[Collected data entries]
======

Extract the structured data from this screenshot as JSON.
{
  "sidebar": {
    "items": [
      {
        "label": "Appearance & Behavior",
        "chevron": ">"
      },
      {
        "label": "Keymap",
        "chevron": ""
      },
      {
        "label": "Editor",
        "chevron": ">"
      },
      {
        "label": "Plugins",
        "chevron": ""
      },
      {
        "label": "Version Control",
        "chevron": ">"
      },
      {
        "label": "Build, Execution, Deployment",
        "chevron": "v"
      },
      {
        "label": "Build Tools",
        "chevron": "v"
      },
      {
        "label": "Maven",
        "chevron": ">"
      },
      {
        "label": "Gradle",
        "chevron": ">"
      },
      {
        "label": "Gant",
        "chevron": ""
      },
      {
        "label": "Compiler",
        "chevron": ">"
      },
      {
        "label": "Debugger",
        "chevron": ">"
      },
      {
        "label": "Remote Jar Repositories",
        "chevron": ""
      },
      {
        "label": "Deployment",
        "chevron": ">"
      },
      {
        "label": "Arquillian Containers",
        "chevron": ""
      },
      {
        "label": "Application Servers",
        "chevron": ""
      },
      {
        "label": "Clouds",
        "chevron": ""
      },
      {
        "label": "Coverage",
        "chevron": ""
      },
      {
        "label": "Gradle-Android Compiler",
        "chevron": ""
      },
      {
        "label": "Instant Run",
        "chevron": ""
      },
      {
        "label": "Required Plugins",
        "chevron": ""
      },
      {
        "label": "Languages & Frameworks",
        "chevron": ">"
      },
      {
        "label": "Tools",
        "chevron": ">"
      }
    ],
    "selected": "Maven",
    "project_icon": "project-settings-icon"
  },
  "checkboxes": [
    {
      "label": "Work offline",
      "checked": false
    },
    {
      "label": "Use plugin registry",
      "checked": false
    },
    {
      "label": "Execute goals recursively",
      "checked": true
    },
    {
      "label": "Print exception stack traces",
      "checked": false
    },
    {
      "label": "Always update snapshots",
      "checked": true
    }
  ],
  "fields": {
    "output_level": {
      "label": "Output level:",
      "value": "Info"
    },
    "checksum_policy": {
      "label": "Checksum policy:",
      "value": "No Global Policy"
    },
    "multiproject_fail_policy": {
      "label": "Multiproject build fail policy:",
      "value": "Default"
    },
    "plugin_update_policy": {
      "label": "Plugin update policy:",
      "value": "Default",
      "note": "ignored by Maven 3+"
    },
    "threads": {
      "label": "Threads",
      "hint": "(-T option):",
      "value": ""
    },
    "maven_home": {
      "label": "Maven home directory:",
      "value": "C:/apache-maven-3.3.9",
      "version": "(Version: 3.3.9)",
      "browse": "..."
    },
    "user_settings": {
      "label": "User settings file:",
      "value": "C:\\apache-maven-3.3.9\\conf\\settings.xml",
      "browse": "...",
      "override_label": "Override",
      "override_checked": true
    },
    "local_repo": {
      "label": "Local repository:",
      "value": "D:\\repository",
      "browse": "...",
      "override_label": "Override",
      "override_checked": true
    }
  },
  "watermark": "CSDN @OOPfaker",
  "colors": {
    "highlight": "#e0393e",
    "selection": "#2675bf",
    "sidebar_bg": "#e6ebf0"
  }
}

======

**Task to complete:** The listing above should be transcribed in full, exactly as written.

**Response:**
Extract the structured data from this screenshot as JSON.
{
  "sidebar": {
    "items": [
      {
        "label": "Appearance & Behavior",
        "chevron": ">"
      },
      {
        "label": "Keymap",
        "chevron": ""
      },
      {
        "label": "Editor",
        "chevron": ">"
      },
      {
        "label": "Plugins",
        "chevron": ""
      },
      {
        "label": "Version Control",
        "chevron": ">"
      },
      {
        "label": "Build, Execution, Deployment",
        "chevron": "v"
      },
      {
        "label": "Build Tools",
        "chevron": "v"
      },
      {
        "label": "Maven",
        "chevron": ">"
      },
      {
        "label": "Gradle",
        "chevron": ">"
      },
      {
        "label": "Gant",
        "chevron": ""
      },
      {
        "label": "Compiler",
        "chevron": ">"
      },
      {
        "label": "Debugger",
        "chevron": ">"
      },
      {
        "label": "Remote Jar Repositories",
        "chevron": ""
      },
      {
        "label": "Deployment",
        "chevron": ">"
      },
      {
        "label": "Arquillian Containers",
        "chevron": ""
      },
      {
        "label": "Application Servers",
        "chevron": ""
      },
      {
        "label": "Clouds",
        "chevron": ""
      },
      {
        "label": "Coverage",
        "chevron": ""
      },
      {
        "label": "Gradle-Android Compiler",
        "chevron": ""
      },
      {
        "label": "Instant Run",
        "chevron": ""
      },
      {
        "label": "Required Plugins",
        "chevron": ""
      },
      {
        "label": "Languages & Frameworks",
        "chevron": ">"
      },
      {
        "label": "Tools",
        "chevron": ">"
      }
    ],
    "selected": "Maven",
    "project_icon": "project-settings-icon"
  },
  "checkboxes": [
    {
      "label": "Work offline",
      "checked": false
    },
    {
      "label": "Use plugin registry",
      "checked": false
    },
    {
      "label": "Execute goals recursively",
      "checked": true
    },
    {
      "label": "Print exception stack traces",
      "checked": false
    },
    {
      "label": "Always update snapshots",
      "checked": true
    }
  ],
  "fields": {
    "output_level": {
      "label": "Output level:",
      "value": "Info"
    },
    "checksum_policy": {
      "label": "Checksum policy:",
      "value": "No Global Policy"
    },
    "multiproject_fail_policy": {
      "label": "Multiproject build fail policy:",
      "value": "Default"
    },
    "plugin_update_policy": {
      "label": "Plugin update policy:",
      "value": "Default",
      "note": "ignored by Maven 3+"
    },
    "threads": {
      "label": "Threads",
      "hint": "(-T option):",
      "value": ""
    },
    "maven_home": {
      "label": "Maven home directory:",
      "value": "C:/apache-maven-3.3.9",
      "version": "(Version: 3.3.9)",
      "browse": "..."
    },
    "user_settings": {
      "label": "User settings file:",
      "value": "C:\\apache-maven-3.3.9\\conf\\settings.xml",
      "browse": "...",
      "override_label": "Override",
      "override_checked": true
    },
    "local_repo": {
      "label": "Local repository:",
      "value": "D:\\repository",
      "browse": "...",
      "override_label": "Override",
      "override_checked": true
    }
  },
  "watermark": "CSDN @OOPfaker",
  "colors": {
    "highlight": "#e0393e",
    "selection": "#2675bf",
    "sidebar_bg": "#e6ebf0"
  }
}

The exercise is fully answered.